** START OF Extracted material **

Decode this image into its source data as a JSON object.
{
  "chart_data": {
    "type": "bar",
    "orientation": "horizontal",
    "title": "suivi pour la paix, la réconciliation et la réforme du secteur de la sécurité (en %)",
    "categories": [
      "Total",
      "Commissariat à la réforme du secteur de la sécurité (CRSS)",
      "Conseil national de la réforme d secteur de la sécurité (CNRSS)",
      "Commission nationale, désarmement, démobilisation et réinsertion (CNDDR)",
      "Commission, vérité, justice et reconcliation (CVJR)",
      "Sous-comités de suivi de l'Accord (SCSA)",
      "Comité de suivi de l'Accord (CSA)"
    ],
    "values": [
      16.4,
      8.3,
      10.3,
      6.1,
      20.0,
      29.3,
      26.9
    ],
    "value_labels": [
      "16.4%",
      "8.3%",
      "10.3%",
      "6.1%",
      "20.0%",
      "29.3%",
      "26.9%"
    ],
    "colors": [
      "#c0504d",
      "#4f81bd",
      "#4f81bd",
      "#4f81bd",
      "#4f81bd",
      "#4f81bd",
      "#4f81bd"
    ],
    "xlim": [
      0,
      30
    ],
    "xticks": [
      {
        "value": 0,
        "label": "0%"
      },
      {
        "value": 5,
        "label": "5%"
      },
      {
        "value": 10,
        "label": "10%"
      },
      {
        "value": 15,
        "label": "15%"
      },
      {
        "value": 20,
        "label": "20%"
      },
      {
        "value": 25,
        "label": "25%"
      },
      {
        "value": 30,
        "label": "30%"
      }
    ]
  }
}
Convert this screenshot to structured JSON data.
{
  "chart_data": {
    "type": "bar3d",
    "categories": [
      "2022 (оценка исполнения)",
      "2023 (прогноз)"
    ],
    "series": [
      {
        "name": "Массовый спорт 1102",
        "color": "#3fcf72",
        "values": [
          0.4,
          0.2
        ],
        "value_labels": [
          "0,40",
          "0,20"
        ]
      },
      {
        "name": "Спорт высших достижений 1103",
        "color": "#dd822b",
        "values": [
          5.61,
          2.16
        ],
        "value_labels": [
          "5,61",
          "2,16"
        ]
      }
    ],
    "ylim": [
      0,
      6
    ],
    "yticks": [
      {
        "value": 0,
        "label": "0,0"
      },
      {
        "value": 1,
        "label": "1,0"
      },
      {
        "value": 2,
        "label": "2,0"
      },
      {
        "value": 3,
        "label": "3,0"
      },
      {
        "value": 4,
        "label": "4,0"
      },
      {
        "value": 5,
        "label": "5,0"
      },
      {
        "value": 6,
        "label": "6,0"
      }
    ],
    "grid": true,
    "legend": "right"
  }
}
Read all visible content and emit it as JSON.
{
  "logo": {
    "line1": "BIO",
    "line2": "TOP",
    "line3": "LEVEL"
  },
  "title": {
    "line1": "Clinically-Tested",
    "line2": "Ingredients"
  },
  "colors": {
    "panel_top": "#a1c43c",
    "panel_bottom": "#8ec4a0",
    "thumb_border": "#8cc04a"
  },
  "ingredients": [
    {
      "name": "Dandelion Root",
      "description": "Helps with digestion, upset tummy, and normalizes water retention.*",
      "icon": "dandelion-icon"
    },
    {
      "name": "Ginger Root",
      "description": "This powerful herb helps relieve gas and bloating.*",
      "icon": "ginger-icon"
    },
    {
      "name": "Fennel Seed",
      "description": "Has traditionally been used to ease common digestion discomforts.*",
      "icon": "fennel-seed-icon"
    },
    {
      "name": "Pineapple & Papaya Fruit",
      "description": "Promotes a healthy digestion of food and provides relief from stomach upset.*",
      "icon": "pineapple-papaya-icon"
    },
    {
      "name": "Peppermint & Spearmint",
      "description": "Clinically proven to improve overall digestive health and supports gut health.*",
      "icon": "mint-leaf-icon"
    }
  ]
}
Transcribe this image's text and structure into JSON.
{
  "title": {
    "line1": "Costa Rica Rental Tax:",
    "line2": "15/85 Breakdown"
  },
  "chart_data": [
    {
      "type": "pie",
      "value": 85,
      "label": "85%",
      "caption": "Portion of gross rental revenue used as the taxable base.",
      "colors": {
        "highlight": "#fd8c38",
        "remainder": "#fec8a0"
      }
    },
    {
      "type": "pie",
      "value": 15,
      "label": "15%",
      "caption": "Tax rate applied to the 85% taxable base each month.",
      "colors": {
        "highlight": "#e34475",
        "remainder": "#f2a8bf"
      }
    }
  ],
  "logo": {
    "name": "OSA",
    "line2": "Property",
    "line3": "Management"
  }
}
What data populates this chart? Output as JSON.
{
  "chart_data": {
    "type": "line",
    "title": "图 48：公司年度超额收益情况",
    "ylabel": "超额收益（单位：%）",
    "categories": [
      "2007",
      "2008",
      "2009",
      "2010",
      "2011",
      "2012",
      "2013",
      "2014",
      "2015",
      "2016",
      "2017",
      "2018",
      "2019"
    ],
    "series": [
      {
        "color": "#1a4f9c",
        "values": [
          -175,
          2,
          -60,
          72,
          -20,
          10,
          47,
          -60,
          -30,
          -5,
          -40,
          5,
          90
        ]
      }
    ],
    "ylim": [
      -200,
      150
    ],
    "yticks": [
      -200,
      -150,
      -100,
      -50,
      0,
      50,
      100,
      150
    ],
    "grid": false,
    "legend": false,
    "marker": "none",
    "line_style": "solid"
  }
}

** END OF Extracted material **

Written exercise ▸ Retype the data exactly as given.

Task output ▸
Decode this image into its source data as a JSON object.
{
  "chart_data": {
    "type": "bar",
    "orientation": "horizontal",
    "title": "suivi pour la paix, la réconciliation et la réforme du secteur de la sécurité (en %)",
    "categories": [
      "Total",
      "Commissariat à la réforme du secteur de la sécurité (CRSS)",
      "Conseil national de la réforme d secteur de la sécurité (CNRSS)",
      "Commission nationale, désarmement, démobilisation et réinsertion (CNDDR)",
      "Commission, vérité, justice et reconcliation (CVJR)",
      "Sous-comités de suivi de l'Accord (SCSA)",
      "Comité de suivi de l'Accord (CSA)"
    ],
    "values": [
      16.4,
      8.3,
      10.3,
      6.1,
      20.0,
      29.3,
      26.9
    ],
    "value_labels": [
      "16.4%",
      "8.3%",
      "10.3%",
      "6.1%",
      "20.0%",
      "29.3%",
      "26.9%"
    ],
    "colors": [
      "#c0504d",
      "#4f81bd",
      "#4f81bd",
      "#4f81bd",
      "#4f81bd",
      "#4f81bd",
      "#4f81bd"
    ],
    "xlim": [
      0,
      30
    ],
    "xticks": [
      {
        "value": 0,
        "label": "0%"
      },
      {
        "value": 5,
        "label": "5%"
      },
      {
        "value": 10,
        "label": "10%"
      },
      {
        "value": 15,
        "label": "15%"
      },
      {
        "value": 20,
        "label": "20%"
      },
      {
        "value": 25,
        "label": "25%"
      },
      {
        "value": 30,
        "label": "30%"
      }
    ]
  }
}
Convert this screenshot to structured JSON data.
{
  "chart_data": {
    "type": "bar3d",
    "categories": [
      "2022 (оценка исполнения)",
      "2023 (прогноз)"
    ],
    "series": [
      {
        "name": "Массовый спорт 1102",
        "color": "#3fcf72",
        "values": [
          0.4,
          0.2
        ],
        "value_labels": [
          "0,40",
          "0,20"
        ]
      },
      {
        "name": "Спорт высших достижений 1103",
        "color": "#dd822b",
        "values": [
          5.61,
          2.16
        ],
        "value_labels": [
          "5,61",
          "2,16"
        ]
      }
    ],
    "ylim": [
      0,
      6
    ],
    "yticks": [
      {
        "value": 0,
        "label": "0,0"
      },
      {
        "value": 1,
        "label": "1,0"
      },
      {
        "value": 2,
        "label": "2,0"
      },
      {
        "value": 3,
        "label": "3,0"
      },
      {
        "value": 4,
        "label": "4,0"
      },
      {
        "value": 5,
        "label": "5,0"
      },
      {
        "value": 6,
        "label": "6,0"
      }
    ],
    "grid": true,
    "legend": "right"
  }
}
Read all visible content and emit it as JSON.
{
  "logo": {
    "line1": "BIO",
    "line2": "TOP",
    "line3": "LEVEL"
  },
  "title": {
    "line1": "Clinically-Tested",
    "line2": "Ingredients"
  },
  "colors": {
    "panel_top": "#a1c43c",
    "panel_bottom": "#8ec4a0",
    "thumb_border": "#8cc04a"
  },
  "ingredients": [
    {
      "name": "Dandelion Root",
      "description": "Helps with digestion, upset tummy, and normalizes water retention.*",
      "icon": "dandelion-icon"
    },
    {
      "name": "Ginger Root",
      "description": "This powerful herb helps relieve gas and bloating.*",
      "icon": "ginger-icon"
    },
    {
      "name": "Fennel Seed",
      "description": "Has traditionally been used to ease common digestion discomforts.*",
      "icon": "fennel-seed-icon"
    },
    {
      "name": "Pineapple & Papaya Fruit",
      "description": "Promotes a healthy digestion of food and provides relief from stomach upset.*",
      "icon": "pineapple-papaya-icon"
    },
    {
      "name": "Peppermint & Spearmint",
      "description": "Clinically proven to improve overall digestive health and supports gut health.*",
      "icon": "mint-leaf-icon"
    }
  ]
}
Transcribe this image's text and structure into JSON.
{
  "title": {
    "line1": "Costa Rica Rental Tax:",
    "line2": "15/85 Breakdown"
  },
  "chart_data": [
    {
      "type": "pie",
      "value": 85,
      "label": "85%",
      "caption": "Portion of gross rental revenue used as the taxable base.",
      "colors": {
        "highlight": "#fd8c38",
        "remainder": "#fec8a0"
      }
    },
    {
      "type": "pie",
      "value": 15,
      "label": "15%",
      "caption": "Tax rate applied to the 85% taxable base each month.",
      "colors": {
        "highlight": "#e34475",
        "remainder": "#f2a8bf"
      }
    }
  ],
  "logo": {
    "name": "OSA",
    "line2": "Property",
    "line3": "Management"
  }
}
What data populates this chart? Output as JSON.
{
  "chart_data": {
    "type": "line",
    "title": "图 48：公司年度超额收益情况",
    "ylabel": "超额收益（单位：%）",
    "categories": [
      "2007",
      "2008",
      "2009",
      "2010",
      "2011",
      "2012",
      "2013",
      "2014",
      "2015",
      "2016",
      "2017",
      "2018",
      "2019"
    ],
    "series": [
      {
        "color": "#1a4f9c",
        "values": [
          -175,
          2,
          -60,
          72,
          -20,
          10,
          47,
          -60,
          -30,
          -5,
          -40,
          5,
          90
        ]
      }
    ],
    "ylim": [
      -200,
      150
    ],
    "yticks": [
      -200,
      -150,
      -100,
      -50,
      0,
      50,
      100,
      150
    ],
    "grid": false,
    "legend": false,
    "marker": "none",
    "line_style": "solid"
  }
}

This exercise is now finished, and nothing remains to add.